== Available data ==
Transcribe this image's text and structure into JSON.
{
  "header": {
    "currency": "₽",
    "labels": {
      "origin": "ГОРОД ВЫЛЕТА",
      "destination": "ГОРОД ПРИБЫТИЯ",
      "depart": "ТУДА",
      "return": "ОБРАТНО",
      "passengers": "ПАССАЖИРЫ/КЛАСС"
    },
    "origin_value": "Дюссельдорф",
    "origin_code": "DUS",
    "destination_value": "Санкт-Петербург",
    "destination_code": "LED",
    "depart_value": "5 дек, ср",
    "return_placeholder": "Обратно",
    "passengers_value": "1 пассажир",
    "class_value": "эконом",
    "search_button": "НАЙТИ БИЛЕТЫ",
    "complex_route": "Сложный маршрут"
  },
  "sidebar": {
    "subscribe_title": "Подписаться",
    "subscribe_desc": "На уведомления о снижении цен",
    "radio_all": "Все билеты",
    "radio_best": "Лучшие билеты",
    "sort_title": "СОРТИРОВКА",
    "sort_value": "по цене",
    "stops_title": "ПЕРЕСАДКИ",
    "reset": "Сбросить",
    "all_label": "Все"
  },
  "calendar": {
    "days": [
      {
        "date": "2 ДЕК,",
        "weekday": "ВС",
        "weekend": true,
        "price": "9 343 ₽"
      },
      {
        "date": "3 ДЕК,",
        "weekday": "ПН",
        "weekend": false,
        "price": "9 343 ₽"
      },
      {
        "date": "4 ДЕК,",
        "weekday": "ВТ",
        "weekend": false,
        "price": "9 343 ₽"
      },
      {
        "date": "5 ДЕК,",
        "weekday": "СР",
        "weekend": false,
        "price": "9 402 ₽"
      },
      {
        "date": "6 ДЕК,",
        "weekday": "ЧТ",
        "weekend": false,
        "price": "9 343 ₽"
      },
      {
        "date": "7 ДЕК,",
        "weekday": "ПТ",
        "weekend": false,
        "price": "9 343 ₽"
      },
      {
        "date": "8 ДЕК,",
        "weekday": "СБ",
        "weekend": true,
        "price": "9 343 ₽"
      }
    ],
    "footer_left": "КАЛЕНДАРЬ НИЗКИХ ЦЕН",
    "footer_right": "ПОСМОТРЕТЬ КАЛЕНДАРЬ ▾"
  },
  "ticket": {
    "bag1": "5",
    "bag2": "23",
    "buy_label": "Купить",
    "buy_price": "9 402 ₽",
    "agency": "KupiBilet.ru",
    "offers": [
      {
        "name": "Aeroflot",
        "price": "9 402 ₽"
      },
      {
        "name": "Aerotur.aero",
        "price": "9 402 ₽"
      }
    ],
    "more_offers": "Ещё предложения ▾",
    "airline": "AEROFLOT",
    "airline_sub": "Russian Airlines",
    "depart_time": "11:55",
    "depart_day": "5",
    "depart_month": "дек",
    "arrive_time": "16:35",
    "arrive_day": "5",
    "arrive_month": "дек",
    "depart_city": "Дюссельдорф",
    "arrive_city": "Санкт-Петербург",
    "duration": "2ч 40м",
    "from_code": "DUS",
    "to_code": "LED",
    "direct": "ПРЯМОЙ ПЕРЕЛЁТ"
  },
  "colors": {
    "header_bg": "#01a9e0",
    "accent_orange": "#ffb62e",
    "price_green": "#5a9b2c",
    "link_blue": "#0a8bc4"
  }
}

== What is being asked ==
Your task is to quote all of the data word for word.

== Written reply ==
Transcribe this image's text and structure into JSON.
{
  "header": {
    "currency": "₽",
    "labels": {
      "origin": "ГОРОД ВЫЛЕТА",
      "destination": "ГОРОД ПРИБЫТИЯ",
      "depart": "ТУДА",
      "return": "ОБРАТНО",
      "passengers": "ПАССАЖИРЫ/КЛАСС"
    },
    "origin_value": "Дюссельдорф",
    "origin_code": "DUS",
    "destination_value": "Санкт-Петербург",
    "destination_code": "LED",
    "depart_value": "5 дек, ср",
    "return_placeholder": "Обратно",
    "passengers_value": "1 пассажир",
    "class_value": "эконом",
    "search_button": "НАЙТИ БИЛЕТЫ",
    "complex_route": "Сложный маршрут"
  },
  "sidebar": {
    "subscribe_title": "Подписаться",
    "subscribe_desc": "На уведомления о снижении цен",
    "radio_all": "Все билеты",
    "radio_best": "Лучшие билеты",
    "sort_title": "СОРТИРОВКА",
    "sort_value": "по цене",
    "stops_title": "ПЕРЕСАДКИ",
    "reset": "Сбросить",
    "all_label": "Все"
  },
  "calendar": {
    "days": [
      {
        "date": "2 ДЕК,",
        "weekday": "ВС",
        "weekend": true,
        "price": "9 343 ₽"
      },
      {
        "date": "3 ДЕК,",
        "weekday": "ПН",
        "weekend": false,
        "price": "9 343 ₽"
      },
      {
        "date": "4 ДЕК,",
        "weekday": "ВТ",
        "weekend": false,
        "price": "9 343 ₽"
      },
      {
        "date": "5 ДЕК,",
        "weekday": "СР",
        "weekend": false,
        "price": "9 402 ₽"
      },
      {
        "date": "6 ДЕК,",
        "weekday": "ЧТ",
        "weekend": false,
        "price": "9 343 ₽"
      },
      {
        "date": "7 ДЕК,",
        "weekday": "ПТ",
        "weekend": false,
        "price": "9 343 ₽"
      },
      {
        "date": "8 ДЕК,",
        "weekday": "СБ",
        "weekend": true,
        "price": "9 343 ₽"
      }
    ],
    "footer_left": "КАЛЕНДАРЬ НИЗКИХ ЦЕН",
    "footer_right": "ПОСМОТРЕТЬ КАЛЕНДАРЬ ▾"
  },
  "ticket": {
    "bag1": "5",
    "bag2": "23",
    "buy_label": "Купить",
    "buy_price": "9 402 ₽",
    "agency": "KupiBilet.ru",
    "offers": [
      {
        "name": "Aeroflot",
        "price": "9 402 ₽"
      },
      {
        "name": "Aerotur.aero",
        "price": "9 402 ₽"
      }
    ],
    "more_offers": "Ещё предложения ▾",
    "airline": "AEROFLOT",
    "airline_sub": "Russian Airlines",
    "depart_time": "11:55",
    "depart_day": "5",
    "depart_month": "дек",
    "arrive_time": "16:35",
    "arrive_day": "5",
    "arrive_month": "дек",
    "depart_city": "Дюссельдорф",
    "arrive_city": "Санкт-Петербург",
    "duration": "2ч 40м",
    "from_code": "DUS",
    "to_code": "LED",
    "direct": "ПРЯМОЙ ПЕРЕЛЁТ"
  },
  "colors": {
    "header_bg": "#01a9e0",
    "accent_orange": "#ffb62e",
    "price_green": "#5a9b2c",
    "link_blue": "#0a8bc4"
  }
}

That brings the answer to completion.